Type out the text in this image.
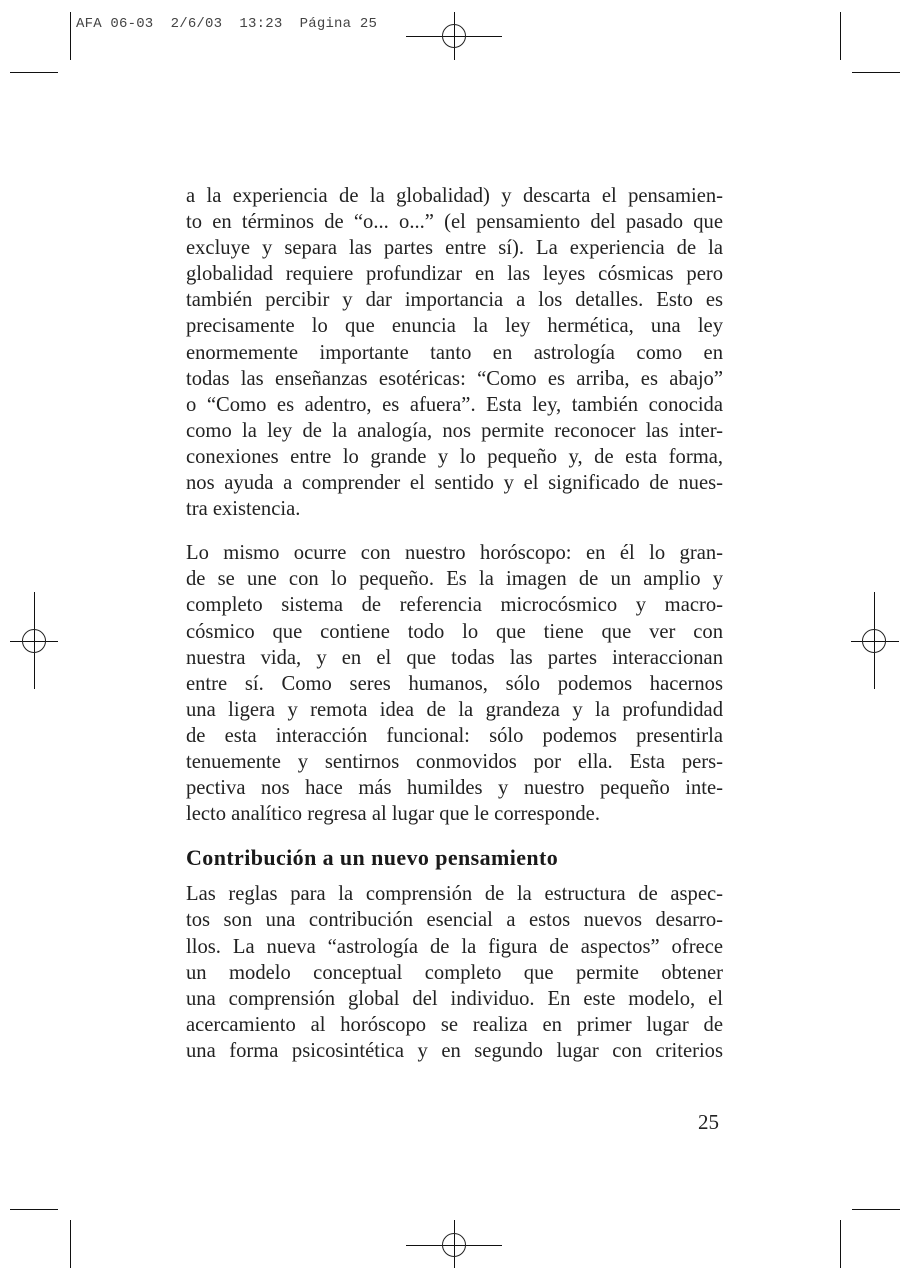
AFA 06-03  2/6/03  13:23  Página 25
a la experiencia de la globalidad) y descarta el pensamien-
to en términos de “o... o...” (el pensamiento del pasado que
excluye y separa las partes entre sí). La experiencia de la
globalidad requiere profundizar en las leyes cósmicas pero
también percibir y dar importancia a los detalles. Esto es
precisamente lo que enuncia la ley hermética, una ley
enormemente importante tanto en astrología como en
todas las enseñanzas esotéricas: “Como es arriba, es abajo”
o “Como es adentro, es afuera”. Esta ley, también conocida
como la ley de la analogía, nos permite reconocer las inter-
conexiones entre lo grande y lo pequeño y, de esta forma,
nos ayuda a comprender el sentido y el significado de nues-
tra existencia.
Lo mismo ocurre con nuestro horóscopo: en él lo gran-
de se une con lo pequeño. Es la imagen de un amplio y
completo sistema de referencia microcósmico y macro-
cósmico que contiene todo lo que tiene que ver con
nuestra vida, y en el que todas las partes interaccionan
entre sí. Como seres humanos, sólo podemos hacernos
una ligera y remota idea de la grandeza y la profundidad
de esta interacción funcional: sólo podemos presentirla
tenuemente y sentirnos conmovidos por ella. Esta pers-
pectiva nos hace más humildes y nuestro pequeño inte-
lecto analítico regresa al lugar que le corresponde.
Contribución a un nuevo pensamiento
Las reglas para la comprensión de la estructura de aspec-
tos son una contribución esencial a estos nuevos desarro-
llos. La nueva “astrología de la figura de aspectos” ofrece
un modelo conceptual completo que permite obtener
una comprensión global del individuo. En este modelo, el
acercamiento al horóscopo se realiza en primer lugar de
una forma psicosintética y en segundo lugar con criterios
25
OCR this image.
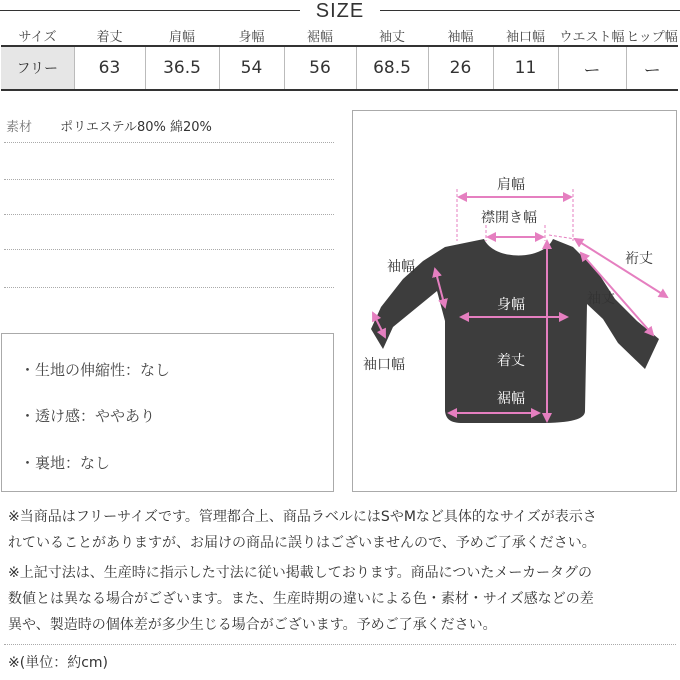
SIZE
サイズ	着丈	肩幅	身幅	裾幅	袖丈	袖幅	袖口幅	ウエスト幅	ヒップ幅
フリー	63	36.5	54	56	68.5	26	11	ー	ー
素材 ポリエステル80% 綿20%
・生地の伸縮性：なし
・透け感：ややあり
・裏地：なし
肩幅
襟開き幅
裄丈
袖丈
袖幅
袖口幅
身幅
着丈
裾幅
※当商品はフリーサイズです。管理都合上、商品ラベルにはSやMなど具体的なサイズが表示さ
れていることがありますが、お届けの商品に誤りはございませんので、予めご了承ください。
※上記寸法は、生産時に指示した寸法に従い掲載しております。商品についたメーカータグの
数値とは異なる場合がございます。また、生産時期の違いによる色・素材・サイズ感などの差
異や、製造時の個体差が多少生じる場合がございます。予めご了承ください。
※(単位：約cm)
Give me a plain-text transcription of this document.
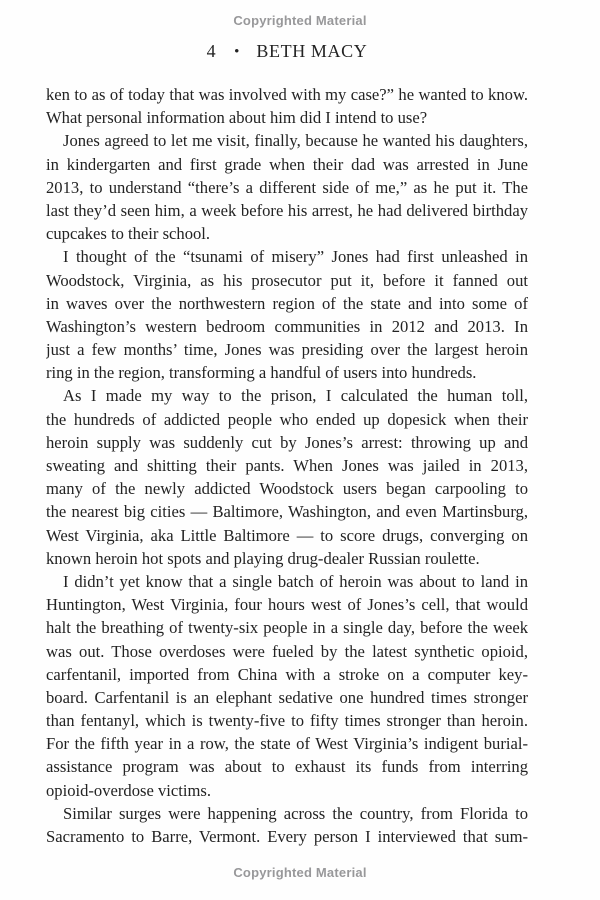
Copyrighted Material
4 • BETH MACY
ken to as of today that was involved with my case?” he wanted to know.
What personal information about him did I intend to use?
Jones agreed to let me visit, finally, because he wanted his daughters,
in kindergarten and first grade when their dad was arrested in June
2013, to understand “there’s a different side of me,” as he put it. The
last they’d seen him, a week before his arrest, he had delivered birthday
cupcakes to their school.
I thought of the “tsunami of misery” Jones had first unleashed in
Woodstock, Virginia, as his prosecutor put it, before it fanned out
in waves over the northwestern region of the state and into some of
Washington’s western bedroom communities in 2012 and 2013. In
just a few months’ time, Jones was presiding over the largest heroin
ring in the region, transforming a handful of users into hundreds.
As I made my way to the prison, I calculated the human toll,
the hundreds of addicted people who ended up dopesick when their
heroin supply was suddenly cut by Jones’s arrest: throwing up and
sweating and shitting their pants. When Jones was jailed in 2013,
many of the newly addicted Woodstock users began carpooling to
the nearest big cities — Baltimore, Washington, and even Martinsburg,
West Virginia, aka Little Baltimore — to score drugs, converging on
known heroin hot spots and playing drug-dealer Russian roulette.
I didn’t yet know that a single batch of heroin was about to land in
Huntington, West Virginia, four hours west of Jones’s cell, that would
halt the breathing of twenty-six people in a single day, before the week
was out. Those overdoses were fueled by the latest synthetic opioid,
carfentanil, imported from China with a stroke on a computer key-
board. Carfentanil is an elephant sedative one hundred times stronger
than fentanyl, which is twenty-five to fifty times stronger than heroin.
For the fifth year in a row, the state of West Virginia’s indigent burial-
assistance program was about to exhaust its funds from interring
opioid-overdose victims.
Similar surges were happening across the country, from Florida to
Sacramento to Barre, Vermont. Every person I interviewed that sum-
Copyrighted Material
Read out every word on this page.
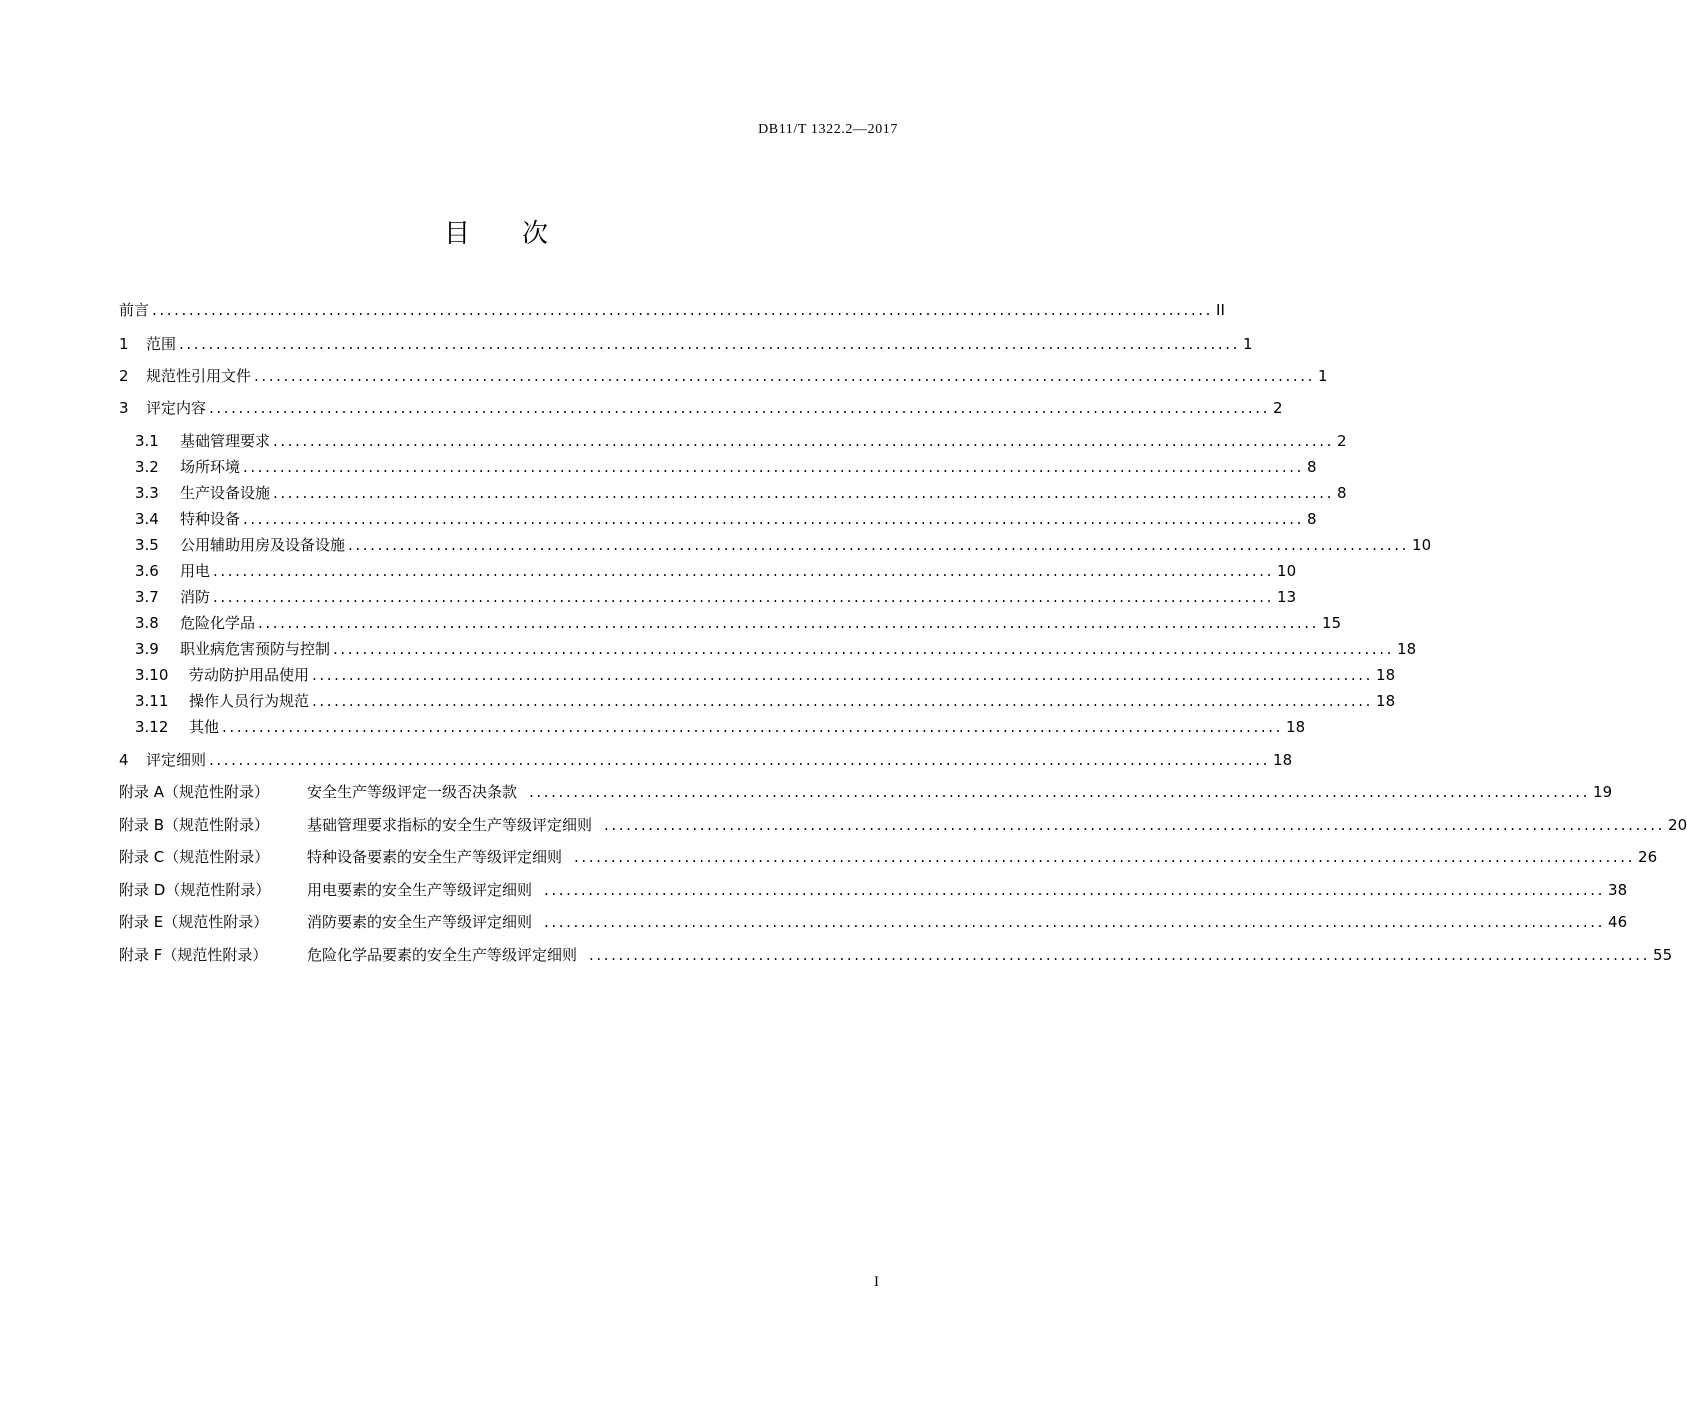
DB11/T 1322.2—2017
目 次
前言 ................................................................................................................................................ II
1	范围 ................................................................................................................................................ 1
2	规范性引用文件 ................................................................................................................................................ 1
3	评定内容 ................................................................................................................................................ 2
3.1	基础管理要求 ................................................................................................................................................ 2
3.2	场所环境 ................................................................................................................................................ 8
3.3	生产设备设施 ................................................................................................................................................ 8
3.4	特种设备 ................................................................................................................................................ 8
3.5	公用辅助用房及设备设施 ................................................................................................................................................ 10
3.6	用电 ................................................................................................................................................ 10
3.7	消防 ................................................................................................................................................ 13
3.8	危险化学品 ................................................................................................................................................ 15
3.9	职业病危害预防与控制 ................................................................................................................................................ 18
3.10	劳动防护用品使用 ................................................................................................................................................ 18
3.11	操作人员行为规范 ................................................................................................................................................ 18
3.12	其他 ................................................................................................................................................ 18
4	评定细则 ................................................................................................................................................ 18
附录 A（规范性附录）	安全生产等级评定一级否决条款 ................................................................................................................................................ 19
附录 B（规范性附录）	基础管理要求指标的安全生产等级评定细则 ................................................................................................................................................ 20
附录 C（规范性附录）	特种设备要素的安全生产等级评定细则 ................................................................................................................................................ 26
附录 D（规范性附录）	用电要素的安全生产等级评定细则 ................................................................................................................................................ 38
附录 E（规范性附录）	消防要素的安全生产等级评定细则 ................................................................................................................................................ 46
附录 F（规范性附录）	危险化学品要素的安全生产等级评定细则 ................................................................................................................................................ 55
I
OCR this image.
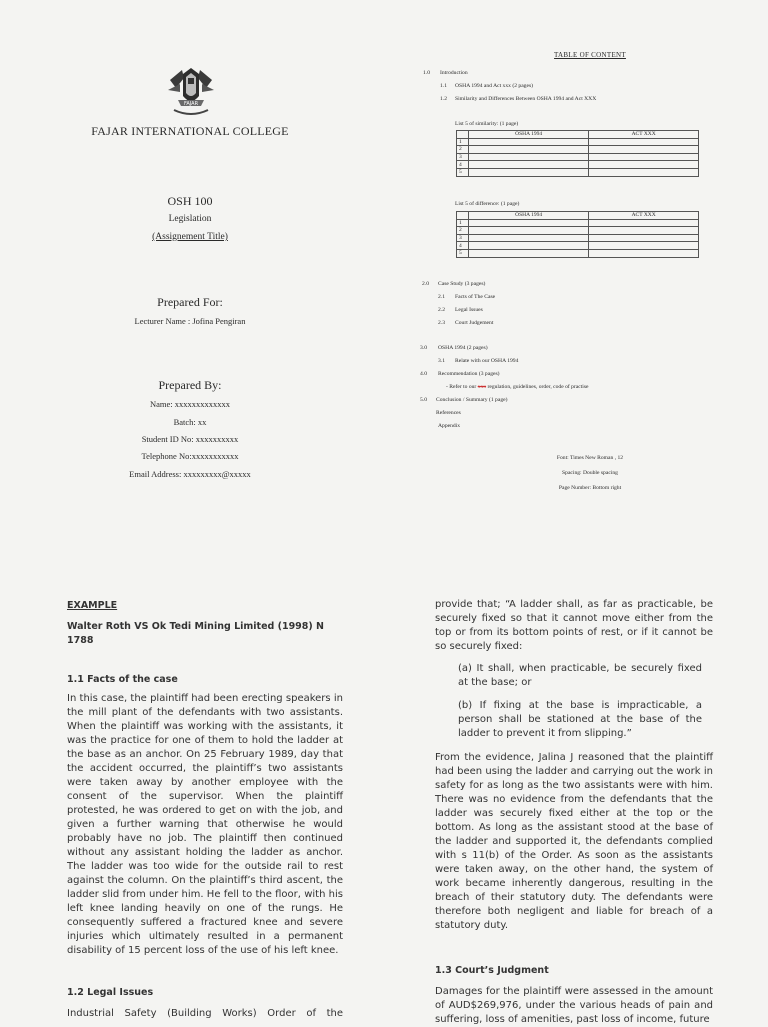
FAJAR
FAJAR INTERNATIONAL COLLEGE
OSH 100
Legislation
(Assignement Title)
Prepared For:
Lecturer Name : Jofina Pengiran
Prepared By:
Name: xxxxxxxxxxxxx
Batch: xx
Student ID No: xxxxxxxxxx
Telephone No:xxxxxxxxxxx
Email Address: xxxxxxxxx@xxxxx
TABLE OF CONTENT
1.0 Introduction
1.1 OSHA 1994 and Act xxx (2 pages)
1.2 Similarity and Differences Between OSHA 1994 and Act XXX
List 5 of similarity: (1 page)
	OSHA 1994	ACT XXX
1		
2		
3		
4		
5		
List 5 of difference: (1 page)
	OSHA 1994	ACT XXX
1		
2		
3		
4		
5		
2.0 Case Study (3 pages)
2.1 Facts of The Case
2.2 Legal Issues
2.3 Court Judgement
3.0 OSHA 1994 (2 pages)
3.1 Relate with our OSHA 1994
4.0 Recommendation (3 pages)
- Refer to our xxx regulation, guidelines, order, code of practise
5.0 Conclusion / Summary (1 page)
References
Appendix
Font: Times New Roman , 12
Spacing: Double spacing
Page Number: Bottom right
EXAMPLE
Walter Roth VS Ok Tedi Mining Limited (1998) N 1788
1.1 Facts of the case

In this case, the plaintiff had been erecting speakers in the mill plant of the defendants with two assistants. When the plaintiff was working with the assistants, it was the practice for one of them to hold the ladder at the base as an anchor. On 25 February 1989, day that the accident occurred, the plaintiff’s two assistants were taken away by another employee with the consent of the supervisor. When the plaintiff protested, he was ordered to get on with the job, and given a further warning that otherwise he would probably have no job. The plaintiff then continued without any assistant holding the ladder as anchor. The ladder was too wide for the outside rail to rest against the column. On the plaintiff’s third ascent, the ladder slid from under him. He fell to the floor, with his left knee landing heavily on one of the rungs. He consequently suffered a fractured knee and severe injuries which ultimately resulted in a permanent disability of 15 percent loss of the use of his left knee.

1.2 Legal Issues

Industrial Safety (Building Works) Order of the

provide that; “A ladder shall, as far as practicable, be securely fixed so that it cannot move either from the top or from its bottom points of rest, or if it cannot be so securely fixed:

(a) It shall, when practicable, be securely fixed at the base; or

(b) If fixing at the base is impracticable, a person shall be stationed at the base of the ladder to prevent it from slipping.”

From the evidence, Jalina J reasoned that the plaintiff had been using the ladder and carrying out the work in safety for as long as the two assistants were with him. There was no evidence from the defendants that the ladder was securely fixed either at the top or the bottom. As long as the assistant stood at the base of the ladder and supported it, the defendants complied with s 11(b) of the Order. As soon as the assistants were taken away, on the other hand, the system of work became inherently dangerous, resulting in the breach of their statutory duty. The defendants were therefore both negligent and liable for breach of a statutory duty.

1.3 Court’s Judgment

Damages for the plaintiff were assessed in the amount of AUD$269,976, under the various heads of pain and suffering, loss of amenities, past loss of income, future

#####

● Exercise directions
Check each line in the records for the word "globalidad" and say how many have it, with nothing else.

● Written response
2